[Start THE INPUT]
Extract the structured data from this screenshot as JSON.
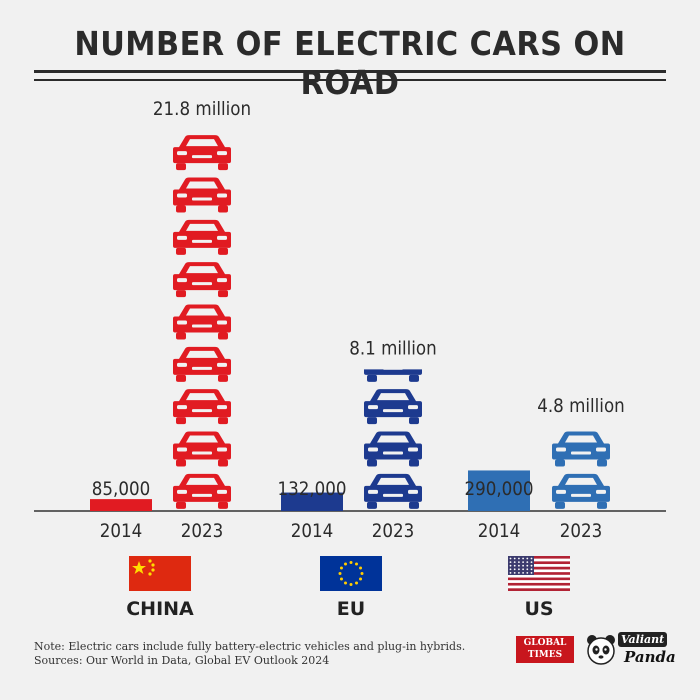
{
  "title": "NUMBER OF ELECTRIC CARS ON ROAD",
  "chart_data": {
    "type": "bar",
    "unit": "cars",
    "groups": [
      {
        "country": "CHINA",
        "flag": "china-flag",
        "color": "#e11b22",
        "bars": [
          {
            "year": "2014",
            "value": 85000,
            "label": "85,000"
          },
          {
            "year": "2023",
            "value": 21800000,
            "label": "21.8 million"
          }
        ]
      },
      {
        "country": "EU",
        "flag": "eu-flag",
        "color": "#1d3a8f",
        "bars": [
          {
            "year": "2014",
            "value": 132000,
            "label": "132,000"
          },
          {
            "year": "2023",
            "value": 8100000,
            "label": "8.1 million"
          }
        ]
      },
      {
        "country": "US",
        "flag": "us-flag",
        "color": "#2f6fb4",
        "bars": [
          {
            "year": "2014",
            "value": 290000,
            "label": "290,000"
          },
          {
            "year": "2023",
            "value": 4800000,
            "label": "4.8 million"
          }
        ]
      }
    ]
  },
  "notes": {
    "line1": "Note: Electric cars include fully battery-electric vehicles and plug-in hybrids.",
    "line2": "Sources: Our World in Data, Global EV Outlook 2024"
  },
  "logos": {
    "global_times_line1": "GLOBAL",
    "global_times_line2": "TIMES",
    "panda_line1": "Valiant",
    "panda_line2": "Panda"
  }
}
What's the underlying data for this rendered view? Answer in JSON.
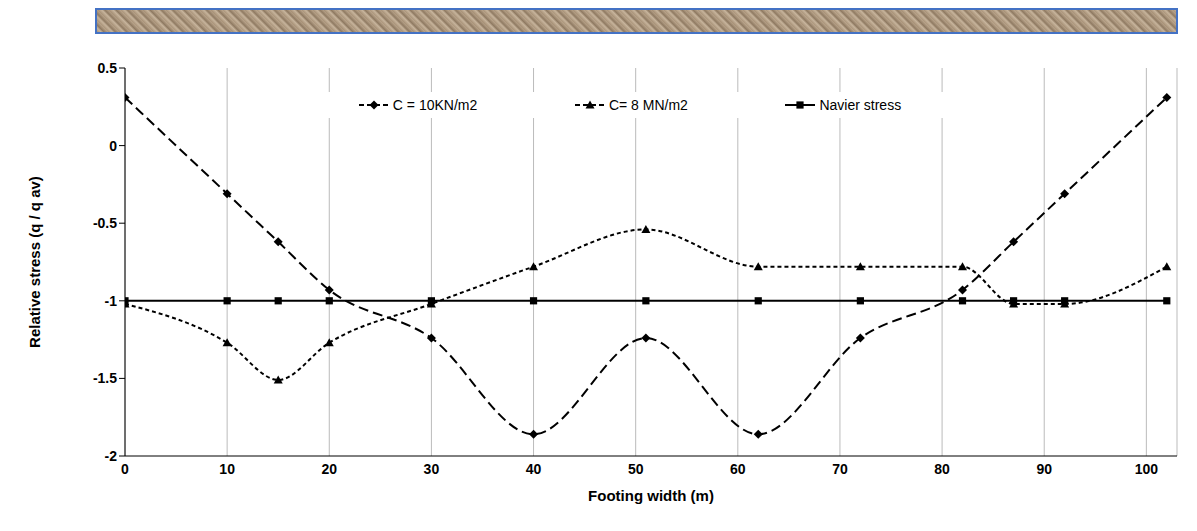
[End THE INPUT]
■ WHAT IS ASKED
Transcribe the preceding listing in its entirety and with exact wording, leaving out pictures.

■ EXERCISE SOLUTION
Extract the structured data from this screenshot as JSON.
{
  "title": "NUMBER OF ELECTRIC CARS ON ROAD",
  "chart_data": {
    "type": "bar",
    "unit": "cars",
    "groups": [
      {
        "country": "CHINA",
        "flag": "china-flag",
        "color": "#e11b22",
        "bars": [
          {
            "year": "2014",
            "value": 85000,
            "label": "85,000"
          },
          {
            "year": "2023",
            "value": 21800000,
            "label": "21.8 million"
          }
        ]
      },
      {
        "country": "EU",
        "flag": "eu-flag",
        "color": "#1d3a8f",
        "bars": [
          {
            "year": "2014",
            "value": 132000,
            "label": "132,000"
          },
          {
            "year": "2023",
            "value": 8100000,
            "label": "8.1 million"
          }
        ]
      },
      {
        "country": "US",
        "flag": "us-flag",
        "color": "#2f6fb4",
        "bars": [
          {
            "year": "2014",
            "value": 290000,
            "label": "290,000"
          },
          {
            "year": "2023",
            "value": 4800000,
            "label": "4.8 million"
          }
        ]
      }
    ]
  },
  "notes": {
    "line1": "Note: Electric cars include fully battery-electric vehicles and plug-in hybrids.",
    "line2": "Sources: Our World in Data, Global EV Outlook 2024"
  },
  "logos": {
    "global_times_line1": "GLOBAL",
    "global_times_line2": "TIMES",
    "panda_line1": "Valiant",
    "panda_line2": "Panda"
  }
}
What's the underlying data for this rendered view? Answer in JSON.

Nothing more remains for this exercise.